### Exercise instructions
a) Using the Matt Parrott profile, answer each question below on its own line, marked (i), (ii), (iii):
(i) Who preceded Parrott as Mayor of Waterloo?
(ii) Which constituency did he represent in the Iowa Senate?
(iii) Where did he die?
b) Carry on the Matt Parrott profile, starting after its last sentence.

### Exercise passage
○ ○ ○ ○ ○ ○ ○

17th Lieutenant Governor of Iowa
- In office 1896–1898
- Governor: Francis M. Drake
- Preceded by: Warren S. Dungan
- Succeeded by: James C. Milliman

Member of the Iowa Senate
- In office January 11, 1886 – January 7, 1894
- Preceded by: Herman C. Hemenway
- Succeeded by: J. M. Rea
- Constituency: 38th District

Mayor of Waterloo
- In office 1877-1880
- Preceded by: Lewis Litchy
- Succeeded by: J. H. Kuhns

Personal details
- Born: Mathies Parrott May 11, 1837 Schoharie County, New York, U.S.
- Died: April 21, 1900 (aged 62) Battle Creek, Michigan, U.S.
- Profession: Politician, businessman

= Matt Parrott =

American politician and businessman

Mathies "Matt" Parrott (May 11, 1837 - April 21, 1900) was the Lieutenant Governor of Iowa from 1896 to 1898.

○ ○ ○ ○ ○ ○ ○

### Data for analysis
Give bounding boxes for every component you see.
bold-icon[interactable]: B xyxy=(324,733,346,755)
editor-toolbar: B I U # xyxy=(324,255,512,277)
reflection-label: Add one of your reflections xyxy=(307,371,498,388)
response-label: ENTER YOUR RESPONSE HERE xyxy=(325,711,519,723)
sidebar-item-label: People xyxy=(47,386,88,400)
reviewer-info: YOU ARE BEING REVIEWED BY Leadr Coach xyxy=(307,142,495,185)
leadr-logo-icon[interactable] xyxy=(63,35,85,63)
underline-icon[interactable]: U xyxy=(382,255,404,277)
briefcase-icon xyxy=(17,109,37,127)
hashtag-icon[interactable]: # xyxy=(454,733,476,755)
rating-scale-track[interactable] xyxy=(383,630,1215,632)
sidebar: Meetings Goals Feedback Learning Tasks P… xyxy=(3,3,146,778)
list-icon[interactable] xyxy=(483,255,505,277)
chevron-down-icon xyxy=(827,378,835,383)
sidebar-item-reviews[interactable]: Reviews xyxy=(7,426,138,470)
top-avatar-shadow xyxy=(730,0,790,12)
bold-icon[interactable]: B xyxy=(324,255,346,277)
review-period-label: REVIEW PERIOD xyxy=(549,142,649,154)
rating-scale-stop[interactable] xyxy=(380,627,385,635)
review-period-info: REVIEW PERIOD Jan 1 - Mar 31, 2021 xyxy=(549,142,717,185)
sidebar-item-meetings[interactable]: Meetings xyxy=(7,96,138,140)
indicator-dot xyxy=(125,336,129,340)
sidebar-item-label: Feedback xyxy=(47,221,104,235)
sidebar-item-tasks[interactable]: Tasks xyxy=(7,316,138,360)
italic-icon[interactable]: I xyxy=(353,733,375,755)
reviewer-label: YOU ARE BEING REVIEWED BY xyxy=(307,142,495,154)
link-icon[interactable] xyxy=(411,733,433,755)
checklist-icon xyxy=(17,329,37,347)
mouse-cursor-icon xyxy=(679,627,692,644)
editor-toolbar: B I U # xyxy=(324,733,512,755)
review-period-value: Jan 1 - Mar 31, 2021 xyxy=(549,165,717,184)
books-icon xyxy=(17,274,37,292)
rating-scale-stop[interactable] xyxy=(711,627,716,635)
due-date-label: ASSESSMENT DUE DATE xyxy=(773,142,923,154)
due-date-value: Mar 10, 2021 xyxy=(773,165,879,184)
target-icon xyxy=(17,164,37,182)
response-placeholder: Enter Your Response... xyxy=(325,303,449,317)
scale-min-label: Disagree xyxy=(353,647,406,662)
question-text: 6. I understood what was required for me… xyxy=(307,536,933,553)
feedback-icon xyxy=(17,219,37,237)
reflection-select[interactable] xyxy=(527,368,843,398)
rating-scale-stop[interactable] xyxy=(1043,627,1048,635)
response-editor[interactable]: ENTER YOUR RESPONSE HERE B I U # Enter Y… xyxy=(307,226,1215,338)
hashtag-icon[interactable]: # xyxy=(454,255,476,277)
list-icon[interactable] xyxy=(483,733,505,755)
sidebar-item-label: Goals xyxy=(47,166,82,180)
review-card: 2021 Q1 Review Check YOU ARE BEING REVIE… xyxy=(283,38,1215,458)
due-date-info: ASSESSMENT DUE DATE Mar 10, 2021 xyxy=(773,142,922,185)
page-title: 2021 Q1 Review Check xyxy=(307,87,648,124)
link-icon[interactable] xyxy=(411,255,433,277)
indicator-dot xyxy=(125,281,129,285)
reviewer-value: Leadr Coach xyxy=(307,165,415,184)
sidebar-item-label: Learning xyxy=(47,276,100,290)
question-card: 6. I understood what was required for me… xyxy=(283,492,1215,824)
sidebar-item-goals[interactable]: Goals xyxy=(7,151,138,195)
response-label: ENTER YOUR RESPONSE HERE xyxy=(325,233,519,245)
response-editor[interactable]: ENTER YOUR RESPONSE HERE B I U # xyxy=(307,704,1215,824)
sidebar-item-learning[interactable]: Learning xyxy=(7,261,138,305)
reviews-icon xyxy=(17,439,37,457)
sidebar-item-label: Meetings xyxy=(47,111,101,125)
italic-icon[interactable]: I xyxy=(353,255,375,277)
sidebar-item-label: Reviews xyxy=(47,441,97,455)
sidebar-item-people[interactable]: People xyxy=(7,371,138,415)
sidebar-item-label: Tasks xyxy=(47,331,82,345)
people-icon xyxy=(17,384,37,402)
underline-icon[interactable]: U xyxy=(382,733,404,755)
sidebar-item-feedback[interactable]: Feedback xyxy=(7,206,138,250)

○ ○ ○ ○ ○ ○ ○

### List of answers
a)
(i) Lewis Litchy
(ii) The 38th District
(iii) Battle Creek, Michigan, U.S.

b)
Born in Schoharie County, New York, Parrott moved to Iowa and was in the newspaper and printing business. He served in the Iowa Senate from 1886 to 1894 and was Lieutenant Governor of Iowa from 1896 to 1898. He also served as Mayor of Waterloo from 1877 to 1880. He died in Battle Creek, Michigan in 1900.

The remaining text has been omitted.